* YOUR GOAL *
Check every line of the entries below for the word "defunct", and copy the ones that have it.

* DATA *
— Start —

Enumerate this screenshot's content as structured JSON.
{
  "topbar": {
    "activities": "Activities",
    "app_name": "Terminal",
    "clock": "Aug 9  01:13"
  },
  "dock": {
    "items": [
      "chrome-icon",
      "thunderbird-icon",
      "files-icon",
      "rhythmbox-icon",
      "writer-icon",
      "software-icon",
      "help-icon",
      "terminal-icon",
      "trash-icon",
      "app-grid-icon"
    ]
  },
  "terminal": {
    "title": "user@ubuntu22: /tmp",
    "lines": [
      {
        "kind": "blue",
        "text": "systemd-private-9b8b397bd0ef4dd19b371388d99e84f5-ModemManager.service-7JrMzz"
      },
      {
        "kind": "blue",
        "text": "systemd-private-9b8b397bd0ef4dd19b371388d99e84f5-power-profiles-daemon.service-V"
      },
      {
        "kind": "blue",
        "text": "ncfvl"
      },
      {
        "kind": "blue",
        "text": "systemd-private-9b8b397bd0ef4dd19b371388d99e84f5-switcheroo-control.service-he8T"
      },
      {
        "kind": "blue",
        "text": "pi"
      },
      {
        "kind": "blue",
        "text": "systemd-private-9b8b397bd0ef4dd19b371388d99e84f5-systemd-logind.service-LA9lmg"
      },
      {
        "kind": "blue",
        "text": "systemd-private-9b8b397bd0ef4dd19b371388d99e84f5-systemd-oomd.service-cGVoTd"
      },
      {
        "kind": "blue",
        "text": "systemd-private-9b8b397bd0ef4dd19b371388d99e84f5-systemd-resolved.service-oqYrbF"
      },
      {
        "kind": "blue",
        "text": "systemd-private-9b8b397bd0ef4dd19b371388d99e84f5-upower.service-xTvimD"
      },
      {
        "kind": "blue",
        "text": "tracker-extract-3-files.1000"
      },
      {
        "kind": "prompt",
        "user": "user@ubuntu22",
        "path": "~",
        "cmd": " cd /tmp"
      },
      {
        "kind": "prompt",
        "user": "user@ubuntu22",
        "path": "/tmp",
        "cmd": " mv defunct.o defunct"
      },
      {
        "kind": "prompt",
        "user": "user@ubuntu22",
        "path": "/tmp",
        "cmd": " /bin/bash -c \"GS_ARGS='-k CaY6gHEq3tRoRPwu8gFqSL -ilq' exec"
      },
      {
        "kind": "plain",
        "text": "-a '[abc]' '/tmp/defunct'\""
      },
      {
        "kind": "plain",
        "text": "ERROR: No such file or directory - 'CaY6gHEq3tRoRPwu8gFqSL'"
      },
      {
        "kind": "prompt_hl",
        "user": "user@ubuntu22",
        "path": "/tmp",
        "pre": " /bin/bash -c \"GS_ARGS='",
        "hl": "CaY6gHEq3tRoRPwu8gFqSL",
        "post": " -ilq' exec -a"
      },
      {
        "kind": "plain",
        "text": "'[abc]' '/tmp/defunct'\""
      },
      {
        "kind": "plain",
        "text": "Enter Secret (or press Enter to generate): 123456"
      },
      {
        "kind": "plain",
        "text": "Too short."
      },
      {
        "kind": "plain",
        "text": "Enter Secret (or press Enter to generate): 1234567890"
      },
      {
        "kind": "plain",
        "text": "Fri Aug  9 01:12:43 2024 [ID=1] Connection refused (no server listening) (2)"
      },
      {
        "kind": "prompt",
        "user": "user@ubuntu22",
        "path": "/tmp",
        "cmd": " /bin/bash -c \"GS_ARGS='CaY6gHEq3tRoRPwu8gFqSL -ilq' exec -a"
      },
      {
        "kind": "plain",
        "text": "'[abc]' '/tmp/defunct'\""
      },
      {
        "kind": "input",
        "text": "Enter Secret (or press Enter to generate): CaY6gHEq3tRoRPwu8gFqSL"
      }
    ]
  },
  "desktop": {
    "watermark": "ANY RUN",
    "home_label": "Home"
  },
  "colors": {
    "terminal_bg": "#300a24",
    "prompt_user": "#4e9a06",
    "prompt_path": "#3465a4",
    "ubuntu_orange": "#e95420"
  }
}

— End —

* TASK ANSWER *
        "cmd": " mv defunct.o defunct"
        "text": "-a '[abc]' '/tmp/defunct'\""
        "text": "'[abc]' '/tmp/defunct'\""
        "text": "'[abc]' '/tmp/defunct'\""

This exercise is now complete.